Set out every line bearing the string "يكتب".
-- begin --
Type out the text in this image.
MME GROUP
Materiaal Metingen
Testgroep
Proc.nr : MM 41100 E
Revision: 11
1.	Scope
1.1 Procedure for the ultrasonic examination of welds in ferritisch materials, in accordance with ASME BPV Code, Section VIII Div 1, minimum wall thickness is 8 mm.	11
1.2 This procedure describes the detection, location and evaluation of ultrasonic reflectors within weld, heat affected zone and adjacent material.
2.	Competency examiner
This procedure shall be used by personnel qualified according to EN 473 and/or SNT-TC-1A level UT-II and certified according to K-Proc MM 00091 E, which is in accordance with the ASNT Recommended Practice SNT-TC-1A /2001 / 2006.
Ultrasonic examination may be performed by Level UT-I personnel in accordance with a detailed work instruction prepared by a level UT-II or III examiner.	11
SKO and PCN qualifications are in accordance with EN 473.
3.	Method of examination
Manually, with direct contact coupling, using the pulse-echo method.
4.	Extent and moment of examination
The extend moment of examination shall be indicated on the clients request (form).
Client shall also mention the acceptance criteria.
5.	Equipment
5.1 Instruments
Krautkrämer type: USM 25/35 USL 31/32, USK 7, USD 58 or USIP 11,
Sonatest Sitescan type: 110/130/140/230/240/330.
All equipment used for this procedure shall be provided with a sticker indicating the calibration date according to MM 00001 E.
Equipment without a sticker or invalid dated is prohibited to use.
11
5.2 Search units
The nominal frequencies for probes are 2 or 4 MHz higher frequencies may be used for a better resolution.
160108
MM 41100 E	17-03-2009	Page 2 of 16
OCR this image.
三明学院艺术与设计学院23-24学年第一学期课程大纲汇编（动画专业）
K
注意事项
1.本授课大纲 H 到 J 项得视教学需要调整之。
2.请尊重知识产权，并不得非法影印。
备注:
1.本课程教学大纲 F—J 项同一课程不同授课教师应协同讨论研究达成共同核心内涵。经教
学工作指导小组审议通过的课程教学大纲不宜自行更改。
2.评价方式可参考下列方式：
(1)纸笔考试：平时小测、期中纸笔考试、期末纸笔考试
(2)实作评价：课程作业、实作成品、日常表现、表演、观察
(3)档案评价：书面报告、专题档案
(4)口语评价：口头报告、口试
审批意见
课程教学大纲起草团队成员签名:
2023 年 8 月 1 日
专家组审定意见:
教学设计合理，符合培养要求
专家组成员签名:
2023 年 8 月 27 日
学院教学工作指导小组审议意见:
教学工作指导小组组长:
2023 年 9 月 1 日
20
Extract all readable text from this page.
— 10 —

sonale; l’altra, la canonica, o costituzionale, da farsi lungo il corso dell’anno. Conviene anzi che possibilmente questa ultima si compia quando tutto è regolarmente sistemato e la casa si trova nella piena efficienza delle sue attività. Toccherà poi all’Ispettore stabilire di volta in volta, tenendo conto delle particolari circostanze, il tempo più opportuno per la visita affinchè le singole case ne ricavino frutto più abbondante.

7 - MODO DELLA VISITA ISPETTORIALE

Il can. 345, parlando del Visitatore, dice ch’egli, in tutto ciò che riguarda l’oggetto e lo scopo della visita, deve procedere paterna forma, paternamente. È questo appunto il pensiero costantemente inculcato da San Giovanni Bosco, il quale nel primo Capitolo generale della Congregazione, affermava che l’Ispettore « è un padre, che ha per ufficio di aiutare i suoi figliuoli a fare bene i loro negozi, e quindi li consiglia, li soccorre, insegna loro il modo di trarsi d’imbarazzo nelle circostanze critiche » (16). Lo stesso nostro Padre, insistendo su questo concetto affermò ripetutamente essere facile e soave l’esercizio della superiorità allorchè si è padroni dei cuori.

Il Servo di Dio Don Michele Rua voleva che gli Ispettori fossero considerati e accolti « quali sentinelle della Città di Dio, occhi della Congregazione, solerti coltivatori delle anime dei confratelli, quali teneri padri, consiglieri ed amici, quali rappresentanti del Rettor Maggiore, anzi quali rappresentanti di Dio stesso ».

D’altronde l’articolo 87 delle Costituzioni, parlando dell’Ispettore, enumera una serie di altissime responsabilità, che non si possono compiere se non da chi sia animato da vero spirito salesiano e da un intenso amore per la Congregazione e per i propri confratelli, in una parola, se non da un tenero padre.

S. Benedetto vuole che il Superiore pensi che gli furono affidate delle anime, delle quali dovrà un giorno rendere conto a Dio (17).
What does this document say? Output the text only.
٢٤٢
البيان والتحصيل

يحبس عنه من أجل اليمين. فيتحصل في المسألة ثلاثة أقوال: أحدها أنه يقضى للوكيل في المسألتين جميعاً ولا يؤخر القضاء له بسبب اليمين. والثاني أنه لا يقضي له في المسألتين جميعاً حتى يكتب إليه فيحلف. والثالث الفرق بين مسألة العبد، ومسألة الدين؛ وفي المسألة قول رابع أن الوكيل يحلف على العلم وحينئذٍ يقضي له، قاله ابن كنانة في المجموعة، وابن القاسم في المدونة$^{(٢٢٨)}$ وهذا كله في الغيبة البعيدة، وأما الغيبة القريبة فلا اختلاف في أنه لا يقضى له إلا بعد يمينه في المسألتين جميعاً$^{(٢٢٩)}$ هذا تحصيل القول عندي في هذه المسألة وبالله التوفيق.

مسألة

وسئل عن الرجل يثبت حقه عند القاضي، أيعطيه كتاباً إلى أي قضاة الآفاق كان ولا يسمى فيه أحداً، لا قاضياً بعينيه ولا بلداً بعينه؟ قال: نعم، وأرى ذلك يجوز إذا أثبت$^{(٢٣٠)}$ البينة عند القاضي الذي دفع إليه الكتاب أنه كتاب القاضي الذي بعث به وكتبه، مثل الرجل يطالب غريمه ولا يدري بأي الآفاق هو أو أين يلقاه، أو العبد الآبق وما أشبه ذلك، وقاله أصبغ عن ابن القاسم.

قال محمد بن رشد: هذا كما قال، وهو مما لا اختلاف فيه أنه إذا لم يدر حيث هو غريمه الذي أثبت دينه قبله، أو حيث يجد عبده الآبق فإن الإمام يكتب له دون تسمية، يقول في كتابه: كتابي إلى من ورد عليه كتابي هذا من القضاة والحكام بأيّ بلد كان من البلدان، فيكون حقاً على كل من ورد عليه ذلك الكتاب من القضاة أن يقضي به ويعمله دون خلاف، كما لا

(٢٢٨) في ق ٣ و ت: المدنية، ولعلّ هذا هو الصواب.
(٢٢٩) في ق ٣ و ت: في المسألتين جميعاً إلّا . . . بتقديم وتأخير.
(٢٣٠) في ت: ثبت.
-- end --
[Result for this task]
يحبس عنه من أجل اليمين. فيتحصل في المسألة ثلاثة أقوال: أحدها أنه يقضى للوكيل في المسألتين جميعاً ولا يؤخر القضاء له بسبب اليمين. والثاني أنه لا يقضي له في المسألتين جميعاً حتى يكتب إليه فيحلف. والثالث الفرق بين مسألة العبد، ومسألة الدين؛ وفي المسألة قول رابع أن الوكيل يحلف على العلم وحينئذٍ يقضي له، قاله ابن كنانة في المجموعة، وابن القاسم في المدونة$^{(٢٢٨)}$ وهذا كله في الغيبة البعيدة، وأما الغيبة القريبة فلا اختلاف في أنه لا يقضى له إلا بعد يمينه في المسألتين جميعاً$^{(٢٢٩)}$ هذا تحصيل القول عندي في هذه المسألة وبالله التوفيق.
قال محمد بن رشد: هذا كما قال، وهو مما لا اختلاف فيه أنه إذا لم يدر حيث هو غريمه الذي أثبت دينه قبله، أو حيث يجد عبده الآبق فإن الإمام يكتب له دون تسمية، يقول في كتابه: كتابي إلى من ورد عليه كتابي هذا من القضاة والحكام بأيّ بلد كان من البلدان، فيكون حقاً على كل من ورد عليه ذلك الكتاب من القضاة أن يقضي به ويعمله دون خلاف، كما لا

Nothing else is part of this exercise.